■ Gestelde opdracht A:
Beantwoord op basis van de tekst over kaartverkoop:
(i) Welke prijsopslag noemen de stakeholders in de gesprekken redelijk?
(ii) Wie bepaalt de hoogte van de servicekosten?
(iii) Hoeveel grote marktpartijen zijn volgens het onderzoek van SEO in Nederland operationeel?

■ Leestekst:
◆ ◆ ◆ ◆ ◆ ◆ ◆
Er zijn stakeholdergesprekken gevoerd. Uit die gesprekken blijkt dat geen van de stakeholders een verbod op doorverkoop wil. De gesproken stakeholders die zelf evenementen organiseren, actief zijn als koepelorganisatie, de belangen vertegenwoordigen van artiesten of podia en zij die zelf actief zijn in het (door)verkopen van toegangskaarten, zijn voorstander van een wettelijke regeling die organisatoren de mogelijkheid geeft te bepalen wie primair en secundair toegangskaarten mogen verkopen.8 Unaniem geven de stakeholders aan dat online zoekmachines een grote invloed hebben op waar mensen hun kaarten kopen. De consument komt via online zoekmachines op online platforms die als secundaire ticketverkoper opereren en voor disproportionele prijzen tickets aanbieden,9 waarbij het voor de consument soms onduidelijk is of de website die zij bezoeken een officieel verkoopkanaal betreft.10 In de stakeholdergesprekken wordt een prijsopslag variërend van 0% tot 20% als redelijk genoemd.

Appreciatie servicekosten, marktbeweging en marktconcentratie

De Kamercommissie OCW heeft mij gevraagd naar mijn appreciatie op de marktbeweging en marktconcentratie en op servicekosten die in rekening worden gebracht bij consumenten bij de aanschaf van toegangskaarten.

Servicekosten

Ik constateer dat ondernemers in Nederland die toegangskaarten verkopen, zowel in de primaire als de secundaire markt, servicekosten mogen berekenen bij de verkoop van toegangskaarten. De hoogte is vrij te bepalen door de partij die de kaarten verkoopt. De servicekosten moeten tijdig en duidelijk worden gecommuniceerd. Het is aan de consument of de toegangskaart de prijs plus de servicekosten waard is. Ik constateer ook dat servicekosten niet onomstreden zijn, zoals we recent hebben kunnen zien in de diverse mediaberichten over dit punt bij de secundaire kaartverkoop voor Lowlands.11

Marktsituatie

Op de markt is het generieke mededingings- en consumentenrecht van toepassing. Indien de Autoriteit Consument en Markt een overtreding constateert dan kan zij handhavend optreden. Uit het onderzoek dat is uitgevoerd door SEO blijkt dat sprake is van vijf tot zeven grote marktpartijen die in Nederland operationeel zijn en gezamenlijk het grootste deel van de kaartverkoopmarkt afdekken.12 , 13 Een andere invloedrijke partij in de Nederlandse kaartverkoopmarkt zijn de online zoekmachines. Uit zowel de gesprekken met de stakeholders als het onderzoek van SEO komt naar voren dat veel fans hun kaarten online zoeken en kopen.
◆ ◆ ◆ ◆ ◆ ◆ ◆
■ Geëxtraheerde gegevens:
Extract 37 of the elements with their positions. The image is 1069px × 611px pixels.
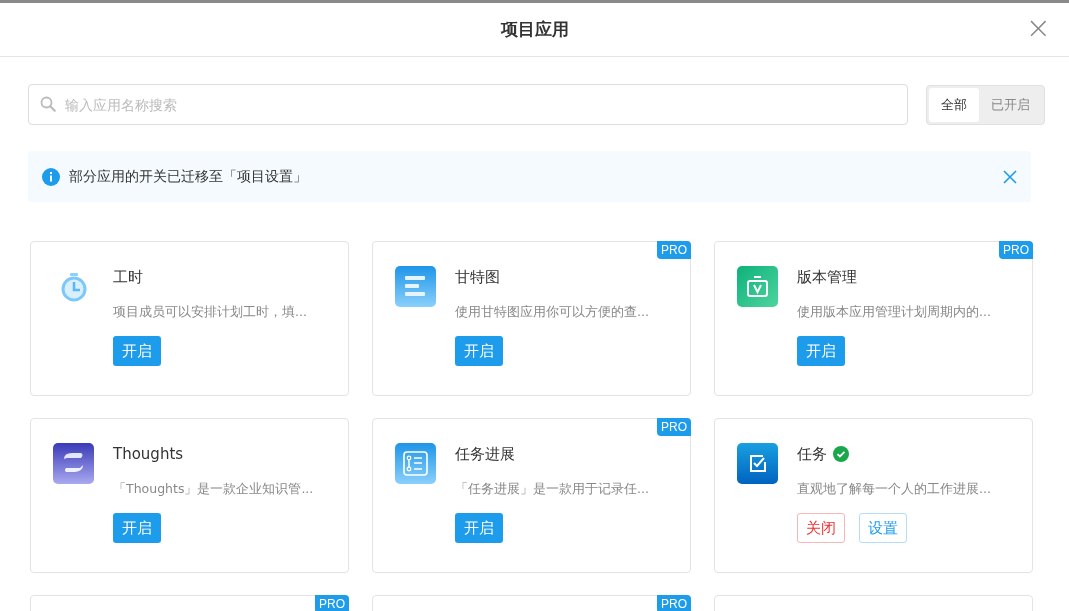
- search-field[interactable]: 输入应用名称搜索: [28, 84, 908, 125]
- app-description: 使用版本应用管理计划周期内的...: [797, 304, 991, 321]
- pro-badge: PRO: [657, 241, 691, 259]
- app-title: Thoughts: [113, 445, 184, 463]
- app-title: 版本管理: [797, 267, 857, 287]
- close-icon[interactable]: [1003, 169, 1017, 184]
- enable-button[interactable]: 开启: [455, 513, 503, 543]
- info-icon: [42, 167, 60, 186]
- app-title: 工时: [113, 267, 143, 287]
- filter-tab[interactable]: 全部: [929, 87, 979, 122]
- filter-tab[interactable]: 已开启: [979, 87, 1042, 122]
- app-title: 任务: [797, 444, 827, 464]
- app-title: 任务进展: [455, 444, 515, 464]
- app-title: 甘特图: [455, 267, 500, 287]
- pro-badge: PRO: [657, 595, 691, 611]
- app-description: 使用甘特图应用你可以方便的查...: [455, 304, 649, 321]
- checkbox-app-icon: [737, 443, 778, 484]
- version-app-icon: [737, 266, 778, 307]
- enable-button[interactable]: 开启: [455, 336, 503, 366]
- app-description: 「任务进展」是一款用于记录任...: [455, 481, 649, 498]
- enable-button[interactable]: 开启: [797, 336, 845, 366]
- app-description: 直观地了解每一个人的工作进展...: [797, 481, 991, 498]
- checklist-app-icon: [395, 443, 436, 484]
- app-description: 项目成员可以安排计划工时，填...: [113, 304, 307, 321]
- disable-button[interactable]: 关闭: [797, 513, 845, 543]
- close-button[interactable]: ×: [1021, 13, 1055, 43]
- notice-text: 部分应用的开关已迁移至「项目设置」: [69, 167, 308, 186]
- pro-badge: PRO: [657, 418, 691, 436]
- enable-button[interactable]: 开启: [113, 513, 161, 543]
- pro-badge: PRO: [315, 595, 349, 611]
- settings-button[interactable]: 设置: [859, 513, 907, 543]
- app-description: 「Thoughts」是一款企业知识管...: [113, 481, 314, 498]
- gantt-app-icon: [395, 266, 436, 307]
- dialog-title: 项目应用: [500, 18, 569, 41]
- thoughts-app-icon: [53, 443, 94, 484]
- pro-badge: PRO: [999, 241, 1033, 259]
- enable-button[interactable]: 开启: [113, 336, 161, 366]
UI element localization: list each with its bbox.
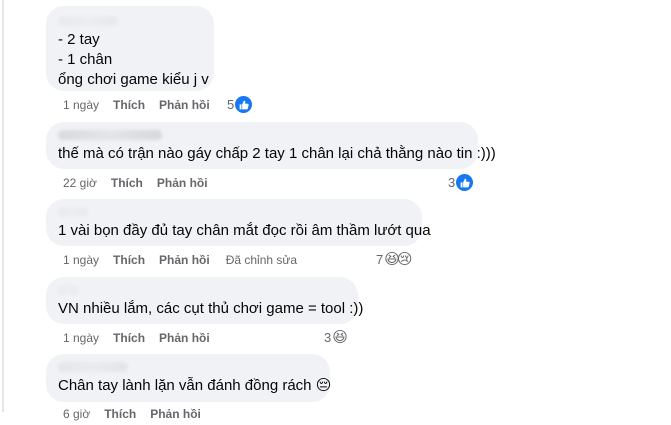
◆ ◆ ◆ ◆ ◆ ◆ ◆
■ Gestelde opdracht B: Citeer uit de rijen de regels vanaf de regel met "- search-field[interactable]: 输入应用名称搜索: [28, 84, 908, 125]" tot en met het einde van de rijen, beide grenzen inbegrepen. Neem de afbeeldingen niet op.

■ Uitgewerkte oplossing A:
(i) Een prijsopslag van 0% tot 20%.
(ii) De partij die de kaarten verkoopt.
(iii) Vijf tot zeven.

■ Uitgewerkte oplossing B:
- search-field[interactable]: 输入应用名称搜索: [28, 84, 908, 125]
- app-description: 使用版本应用管理计划周期内的...: [797, 304, 991, 321]
- pro-badge: PRO: [657, 241, 691, 259]
- app-title: Thoughts: [113, 445, 184, 463]
- app-title: 版本管理: [797, 267, 857, 287]
- close-icon[interactable]: [1003, 169, 1017, 184]
- enable-button[interactable]: 开启: [455, 513, 503, 543]
- info-icon: [42, 167, 60, 186]
- app-title: 工时: [113, 267, 143, 287]
- filter-tab[interactable]: 全部: [929, 87, 979, 122]
- filter-tab[interactable]: 已开启: [979, 87, 1042, 122]
- app-title: 任务: [797, 444, 827, 464]
- app-title: 任务进展: [455, 444, 515, 464]
- app-title: 甘特图: [455, 267, 500, 287]
- pro-badge: PRO: [657, 595, 691, 611]
- app-description: 使用甘特图应用你可以方便的查...: [455, 304, 649, 321]
- checkbox-app-icon: [737, 443, 778, 484]
- version-app-icon: [737, 266, 778, 307]
- enable-button[interactable]: 开启: [455, 336, 503, 366]
- app-description: 「任务进展」是一款用于记录任...: [455, 481, 649, 498]
- enable-button[interactable]: 开启: [797, 336, 845, 366]
- app-description: 直观地了解每一个人的工作进展...: [797, 481, 991, 498]
- checklist-app-icon: [395, 443, 436, 484]
- app-description: 项目成员可以安排计划工时，填...: [113, 304, 307, 321]
- disable-button[interactable]: 关闭: [797, 513, 845, 543]
- close-button[interactable]: ×: [1021, 13, 1055, 43]
- notice-text: 部分应用的开关已迁移至「项目设置」: [69, 167, 308, 186]
- pro-badge: PRO: [657, 418, 691, 436]
- enable-button[interactable]: 开启: [113, 513, 161, 543]
- pro-badge: PRO: [315, 595, 349, 611]
- settings-button[interactable]: 设置: [859, 513, 907, 543]
- app-description: 「Thoughts」是一款企业知识管...: [113, 481, 314, 498]
- gantt-app-icon: [395, 266, 436, 307]
- dialog-title: 项目应用: [500, 18, 569, 41]
- thoughts-app-icon: [53, 443, 94, 484]
- pro-badge: PRO: [999, 241, 1033, 259]
- enable-button[interactable]: 开启: [113, 336, 161, 366]
UI element localization: list each with its bbox.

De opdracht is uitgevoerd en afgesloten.